* **Prompt**
Repeat the listing in full, word for word.

[Entries taken from a collection]
* begin *

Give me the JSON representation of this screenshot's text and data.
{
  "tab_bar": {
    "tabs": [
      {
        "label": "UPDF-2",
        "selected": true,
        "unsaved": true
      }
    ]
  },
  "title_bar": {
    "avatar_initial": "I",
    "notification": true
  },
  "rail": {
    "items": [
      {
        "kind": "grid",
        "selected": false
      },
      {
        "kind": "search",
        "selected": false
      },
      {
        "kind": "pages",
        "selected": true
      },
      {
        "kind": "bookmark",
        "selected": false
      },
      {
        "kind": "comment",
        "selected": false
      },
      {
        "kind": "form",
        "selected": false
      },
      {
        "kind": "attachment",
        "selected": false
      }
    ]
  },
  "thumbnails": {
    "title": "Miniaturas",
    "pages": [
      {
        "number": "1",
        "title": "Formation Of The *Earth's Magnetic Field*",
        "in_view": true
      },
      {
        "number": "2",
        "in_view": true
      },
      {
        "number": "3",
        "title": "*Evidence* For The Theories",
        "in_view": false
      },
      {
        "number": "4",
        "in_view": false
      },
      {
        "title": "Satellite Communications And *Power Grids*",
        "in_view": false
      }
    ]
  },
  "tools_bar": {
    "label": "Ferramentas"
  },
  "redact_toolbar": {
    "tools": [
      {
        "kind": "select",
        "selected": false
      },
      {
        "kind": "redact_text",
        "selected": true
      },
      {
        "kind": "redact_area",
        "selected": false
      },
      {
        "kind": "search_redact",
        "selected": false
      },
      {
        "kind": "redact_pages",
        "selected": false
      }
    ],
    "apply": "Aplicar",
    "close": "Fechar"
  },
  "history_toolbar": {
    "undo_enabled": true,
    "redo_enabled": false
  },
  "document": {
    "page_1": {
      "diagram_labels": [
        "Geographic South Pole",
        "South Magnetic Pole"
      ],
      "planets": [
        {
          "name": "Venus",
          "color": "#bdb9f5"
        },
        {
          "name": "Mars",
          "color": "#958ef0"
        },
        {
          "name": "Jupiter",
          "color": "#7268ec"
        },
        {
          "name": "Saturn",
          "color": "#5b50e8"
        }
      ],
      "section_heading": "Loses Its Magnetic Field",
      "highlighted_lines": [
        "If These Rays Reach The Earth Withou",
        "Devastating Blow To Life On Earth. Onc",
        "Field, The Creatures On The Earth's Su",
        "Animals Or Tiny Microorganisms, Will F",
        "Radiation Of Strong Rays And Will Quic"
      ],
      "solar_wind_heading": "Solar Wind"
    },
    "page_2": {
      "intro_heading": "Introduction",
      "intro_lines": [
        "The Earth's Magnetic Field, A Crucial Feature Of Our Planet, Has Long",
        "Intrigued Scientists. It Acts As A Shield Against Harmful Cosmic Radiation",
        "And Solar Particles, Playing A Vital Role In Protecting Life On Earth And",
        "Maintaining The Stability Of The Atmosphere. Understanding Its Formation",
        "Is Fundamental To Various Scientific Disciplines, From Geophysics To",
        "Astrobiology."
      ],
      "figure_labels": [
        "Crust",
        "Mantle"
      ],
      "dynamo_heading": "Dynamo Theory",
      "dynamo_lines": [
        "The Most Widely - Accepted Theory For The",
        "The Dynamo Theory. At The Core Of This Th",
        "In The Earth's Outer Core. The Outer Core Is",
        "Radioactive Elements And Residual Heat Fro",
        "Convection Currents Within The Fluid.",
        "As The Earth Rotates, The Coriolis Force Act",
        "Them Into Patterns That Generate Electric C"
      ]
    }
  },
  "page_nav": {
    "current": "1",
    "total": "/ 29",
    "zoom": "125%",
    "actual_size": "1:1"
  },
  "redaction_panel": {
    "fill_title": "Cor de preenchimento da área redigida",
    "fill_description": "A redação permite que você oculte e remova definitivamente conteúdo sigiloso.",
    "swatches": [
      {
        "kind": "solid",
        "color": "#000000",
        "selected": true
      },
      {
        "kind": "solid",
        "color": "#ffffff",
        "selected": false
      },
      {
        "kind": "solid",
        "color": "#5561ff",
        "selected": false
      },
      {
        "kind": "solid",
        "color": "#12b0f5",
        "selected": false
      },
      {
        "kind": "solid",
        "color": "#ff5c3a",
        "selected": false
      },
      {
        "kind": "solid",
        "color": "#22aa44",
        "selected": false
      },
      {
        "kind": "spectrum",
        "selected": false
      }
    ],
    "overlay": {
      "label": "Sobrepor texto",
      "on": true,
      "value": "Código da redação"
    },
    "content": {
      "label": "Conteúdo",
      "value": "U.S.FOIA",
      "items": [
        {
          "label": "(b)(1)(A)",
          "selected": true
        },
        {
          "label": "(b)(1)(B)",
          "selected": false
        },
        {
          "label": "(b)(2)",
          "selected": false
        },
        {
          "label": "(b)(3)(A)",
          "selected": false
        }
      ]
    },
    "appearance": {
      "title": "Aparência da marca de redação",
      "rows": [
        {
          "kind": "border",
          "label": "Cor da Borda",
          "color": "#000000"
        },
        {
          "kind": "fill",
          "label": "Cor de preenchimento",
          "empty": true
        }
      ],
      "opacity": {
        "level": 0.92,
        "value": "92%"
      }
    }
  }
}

* end *

* **Right answer**
Give me the JSON representation of this screenshot's text and data.
{
  "tab_bar": {
    "tabs": [
      {
        "label": "UPDF-2",
        "selected": true,
        "unsaved": true
      }
    ]
  },
  "title_bar": {
    "avatar_initial": "I",
    "notification": true
  },
  "rail": {
    "items": [
      {
        "kind": "grid",
        "selected": false
      },
      {
        "kind": "search",
        "selected": false
      },
      {
        "kind": "pages",
        "selected": true
      },
      {
        "kind": "bookmark",
        "selected": false
      },
      {
        "kind": "comment",
        "selected": false
      },
      {
        "kind": "form",
        "selected": false
      },
      {
        "kind": "attachment",
        "selected": false
      }
    ]
  },
  "thumbnails": {
    "title": "Miniaturas",
    "pages": [
      {
        "number": "1",
        "title": "Formation Of The *Earth's Magnetic Field*",
        "in_view": true
      },
      {
        "number": "2",
        "in_view": true
      },
      {
        "number": "3",
        "title": "*Evidence* For The Theories",
        "in_view": false
      },
      {
        "number": "4",
        "in_view": false
      },
      {
        "title": "Satellite Communications And *Power Grids*",
        "in_view": false
      }
    ]
  },
  "tools_bar": {
    "label": "Ferramentas"
  },
  "redact_toolbar": {
    "tools": [
      {
        "kind": "select",
        "selected": false
      },
      {
        "kind": "redact_text",
        "selected": true
      },
      {
        "kind": "redact_area",
        "selected": false
      },
      {
        "kind": "search_redact",
        "selected": false
      },
      {
        "kind": "redact_pages",
        "selected": false
      }
    ],
    "apply": "Aplicar",
    "close": "Fechar"
  },
  "history_toolbar": {
    "undo_enabled": true,
    "redo_enabled": false
  },
  "document": {
    "page_1": {
      "diagram_labels": [
        "Geographic South Pole",
        "South Magnetic Pole"
      ],
      "planets": [
        {
          "name": "Venus",
          "color": "#bdb9f5"
        },
        {
          "name": "Mars",
          "color": "#958ef0"
        },
        {
          "name": "Jupiter",
          "color": "#7268ec"
        },
        {
          "name": "Saturn",
          "color": "#5b50e8"
        }
      ],
      "section_heading": "Loses Its Magnetic Field",
      "highlighted_lines": [
        "If These Rays Reach The Earth Withou",
        "Devastating Blow To Life On Earth. Onc",
        "Field, The Creatures On The Earth's Su",
        "Animals Or Tiny Microorganisms, Will F",
        "Radiation Of Strong Rays And Will Quic"
      ],
      "solar_wind_heading": "Solar Wind"
    },
    "page_2": {
      "intro_heading": "Introduction",
      "intro_lines": [
        "The Earth's Magnetic Field, A Crucial Feature Of Our Planet, Has Long",
        "Intrigued Scientists. It Acts As A Shield Against Harmful Cosmic Radiation",
        "And Solar Particles, Playing A Vital Role In Protecting Life On Earth And",
        "Maintaining The Stability Of The Atmosphere. Understanding Its Formation",
        "Is Fundamental To Various Scientific Disciplines, From Geophysics To",
        "Astrobiology."
      ],
      "figure_labels": [
        "Crust",
        "Mantle"
      ],
      "dynamo_heading": "Dynamo Theory",
      "dynamo_lines": [
        "The Most Widely - Accepted Theory For The",
        "The Dynamo Theory. At The Core Of This Th",
        "In The Earth's Outer Core. The Outer Core Is",
        "Radioactive Elements And Residual Heat Fro",
        "Convection Currents Within The Fluid.",
        "As The Earth Rotates, The Coriolis Force Act",
        "Them Into Patterns That Generate Electric C"
      ]
    }
  },
  "page_nav": {
    "current": "1",
    "total": "/ 29",
    "zoom": "125%",
    "actual_size": "1:1"
  },
  "redaction_panel": {
    "fill_title": "Cor de preenchimento da área redigida",
    "fill_description": "A redação permite que você oculte e remova definitivamente conteúdo sigiloso.",
    "swatches": [
      {
        "kind": "solid",
        "color": "#000000",
        "selected": true
      },
      {
        "kind": "solid",
        "color": "#ffffff",
        "selected": false
      },
      {
        "kind": "solid",
        "color": "#5561ff",
        "selected": false
      },
      {
        "kind": "solid",
        "color": "#12b0f5",
        "selected": false
      },
      {
        "kind": "solid",
        "color": "#ff5c3a",
        "selected": false
      },
      {
        "kind": "solid",
        "color": "#22aa44",
        "selected": false
      },
      {
        "kind": "spectrum",
        "selected": false
      }
    ],
    "overlay": {
      "label": "Sobrepor texto",
      "on": true,
      "value": "Código da redação"
    },
    "content": {
      "label": "Conteúdo",
      "value": "U.S.FOIA",
      "items": [
        {
          "label": "(b)(1)(A)",
          "selected": true
        },
        {
          "label": "(b)(1)(B)",
          "selected": false
        },
        {
          "label": "(b)(2)",
          "selected": false
        },
        {
          "label": "(b)(3)(A)",
          "selected": false
        }
      ]
    },
    "appearance": {
      "title": "Aparência da marca de redação",
      "rows": [
        {
          "kind": "border",
          "label": "Cor da Borda",
          "color": "#000000"
        },
        {
          "kind": "fill",
          "label": "Cor de preenchimento",
          "empty": true
        }
      ],
      "opacity": {
        "level": 0.92,
        "value": "92%"
      }
    }
  }
}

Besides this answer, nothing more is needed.